Collected data entries:
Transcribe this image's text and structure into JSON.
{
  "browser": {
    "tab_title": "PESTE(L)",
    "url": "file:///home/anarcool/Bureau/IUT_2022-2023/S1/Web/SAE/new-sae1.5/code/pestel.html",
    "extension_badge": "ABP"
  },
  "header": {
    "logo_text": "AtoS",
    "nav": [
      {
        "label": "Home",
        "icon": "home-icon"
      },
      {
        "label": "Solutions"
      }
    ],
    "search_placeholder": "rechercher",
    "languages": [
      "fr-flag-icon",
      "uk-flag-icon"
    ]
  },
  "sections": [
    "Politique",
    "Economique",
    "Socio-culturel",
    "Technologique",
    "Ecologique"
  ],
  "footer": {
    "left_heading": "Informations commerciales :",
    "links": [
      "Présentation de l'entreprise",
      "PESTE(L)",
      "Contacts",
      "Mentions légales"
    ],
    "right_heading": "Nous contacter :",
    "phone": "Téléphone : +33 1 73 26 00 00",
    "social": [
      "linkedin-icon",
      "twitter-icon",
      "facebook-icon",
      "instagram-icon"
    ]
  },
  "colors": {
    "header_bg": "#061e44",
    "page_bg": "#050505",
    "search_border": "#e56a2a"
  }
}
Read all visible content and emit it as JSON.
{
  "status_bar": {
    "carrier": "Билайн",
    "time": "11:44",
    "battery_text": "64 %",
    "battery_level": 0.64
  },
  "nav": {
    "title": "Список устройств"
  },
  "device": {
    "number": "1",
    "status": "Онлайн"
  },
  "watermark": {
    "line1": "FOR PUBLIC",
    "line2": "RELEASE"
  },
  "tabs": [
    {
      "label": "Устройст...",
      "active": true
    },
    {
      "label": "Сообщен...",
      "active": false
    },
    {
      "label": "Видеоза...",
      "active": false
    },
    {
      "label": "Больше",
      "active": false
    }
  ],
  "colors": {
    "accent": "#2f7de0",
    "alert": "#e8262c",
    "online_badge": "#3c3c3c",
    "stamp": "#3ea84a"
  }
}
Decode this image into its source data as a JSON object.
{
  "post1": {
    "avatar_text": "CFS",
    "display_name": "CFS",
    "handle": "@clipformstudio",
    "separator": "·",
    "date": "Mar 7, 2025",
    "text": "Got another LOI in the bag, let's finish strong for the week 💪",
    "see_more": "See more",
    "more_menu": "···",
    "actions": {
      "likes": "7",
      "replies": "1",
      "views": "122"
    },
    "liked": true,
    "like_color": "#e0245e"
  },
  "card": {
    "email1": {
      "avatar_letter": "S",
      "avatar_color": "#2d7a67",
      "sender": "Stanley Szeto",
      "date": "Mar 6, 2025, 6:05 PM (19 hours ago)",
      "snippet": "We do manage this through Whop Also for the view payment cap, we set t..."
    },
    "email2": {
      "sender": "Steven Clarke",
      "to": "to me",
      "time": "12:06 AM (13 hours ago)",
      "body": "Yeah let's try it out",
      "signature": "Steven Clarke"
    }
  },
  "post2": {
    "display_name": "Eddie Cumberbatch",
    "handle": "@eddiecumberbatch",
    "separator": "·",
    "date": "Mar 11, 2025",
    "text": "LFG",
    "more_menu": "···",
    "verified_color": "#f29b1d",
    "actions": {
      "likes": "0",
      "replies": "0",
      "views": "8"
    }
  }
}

## Goal
Tally the lines in the listing that hold "Steven" and report the number alone.

## Reply to the exercise
2